▶ **Problem to work on**
Please give the entries again in full and exactly, without any picture.

Stored items from a collection
——

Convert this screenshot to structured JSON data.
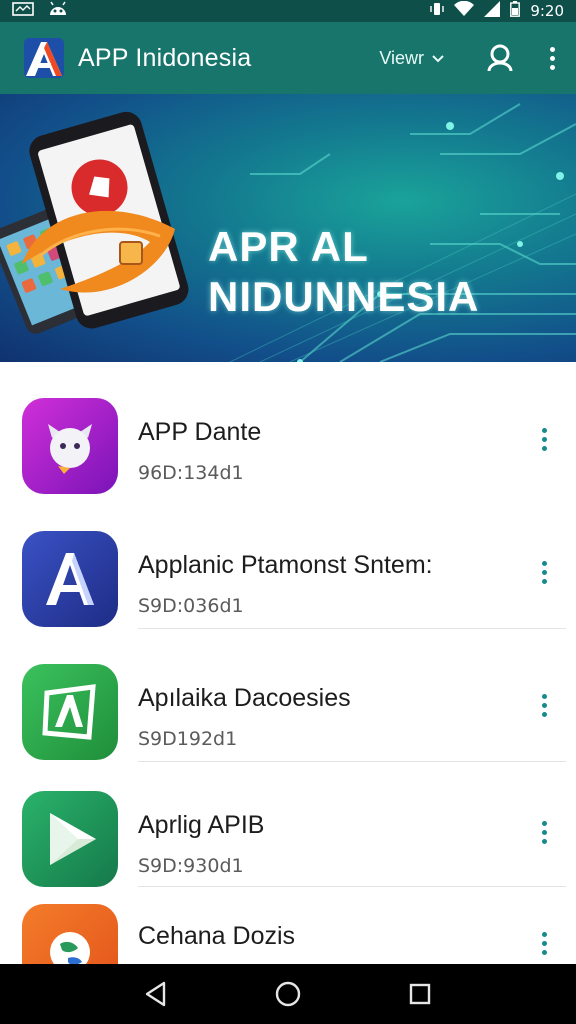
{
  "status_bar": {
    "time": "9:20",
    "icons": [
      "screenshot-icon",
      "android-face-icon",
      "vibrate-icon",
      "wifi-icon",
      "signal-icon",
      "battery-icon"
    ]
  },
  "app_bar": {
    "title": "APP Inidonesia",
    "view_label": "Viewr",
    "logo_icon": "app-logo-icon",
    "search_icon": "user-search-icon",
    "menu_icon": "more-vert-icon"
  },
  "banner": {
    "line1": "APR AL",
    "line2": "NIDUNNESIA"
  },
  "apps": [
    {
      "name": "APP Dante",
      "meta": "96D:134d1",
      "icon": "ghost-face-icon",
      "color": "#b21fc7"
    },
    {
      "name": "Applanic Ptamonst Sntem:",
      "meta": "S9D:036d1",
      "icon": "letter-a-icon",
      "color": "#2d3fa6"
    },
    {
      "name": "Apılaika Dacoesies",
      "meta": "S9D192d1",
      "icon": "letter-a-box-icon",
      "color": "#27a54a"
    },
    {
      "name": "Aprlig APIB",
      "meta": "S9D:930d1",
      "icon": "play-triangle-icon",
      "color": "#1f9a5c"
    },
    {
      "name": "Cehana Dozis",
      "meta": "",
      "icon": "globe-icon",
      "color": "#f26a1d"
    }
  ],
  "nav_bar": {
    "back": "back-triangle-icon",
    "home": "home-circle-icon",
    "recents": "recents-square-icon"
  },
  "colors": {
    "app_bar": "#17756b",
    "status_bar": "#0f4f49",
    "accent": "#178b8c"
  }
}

——

▶ **Final answer**
Convert this screenshot to structured JSON data.
{
  "status_bar": {
    "time": "9:20",
    "icons": [
      "screenshot-icon",
      "android-face-icon",
      "vibrate-icon",
      "wifi-icon",
      "signal-icon",
      "battery-icon"
    ]
  },
  "app_bar": {
    "title": "APP Inidonesia",
    "view_label": "Viewr",
    "logo_icon": "app-logo-icon",
    "search_icon": "user-search-icon",
    "menu_icon": "more-vert-icon"
  },
  "banner": {
    "line1": "APR AL",
    "line2": "NIDUNNESIA"
  },
  "apps": [
    {
      "name": "APP Dante",
      "meta": "96D:134d1",
      "icon": "ghost-face-icon",
      "color": "#b21fc7"
    },
    {
      "name": "Applanic Ptamonst Sntem:",
      "meta": "S9D:036d1",
      "icon": "letter-a-icon",
      "color": "#2d3fa6"
    },
    {
      "name": "Apılaika Dacoesies",
      "meta": "S9D192d1",
      "icon": "letter-a-box-icon",
      "color": "#27a54a"
    },
    {
      "name": "Aprlig APIB",
      "meta": "S9D:930d1",
      "icon": "play-triangle-icon",
      "color": "#1f9a5c"
    },
    {
      "name": "Cehana Dozis",
      "meta": "",
      "icon": "globe-icon",
      "color": "#f26a1d"
    }
  ],
  "nav_bar": {
    "back": "back-triangle-icon",
    "home": "home-circle-icon",
    "recents": "recents-square-icon"
  },
  "colors": {
    "app_bar": "#17756b",
    "status_bar": "#0f4f49",
    "accent": "#178b8c"
  }
}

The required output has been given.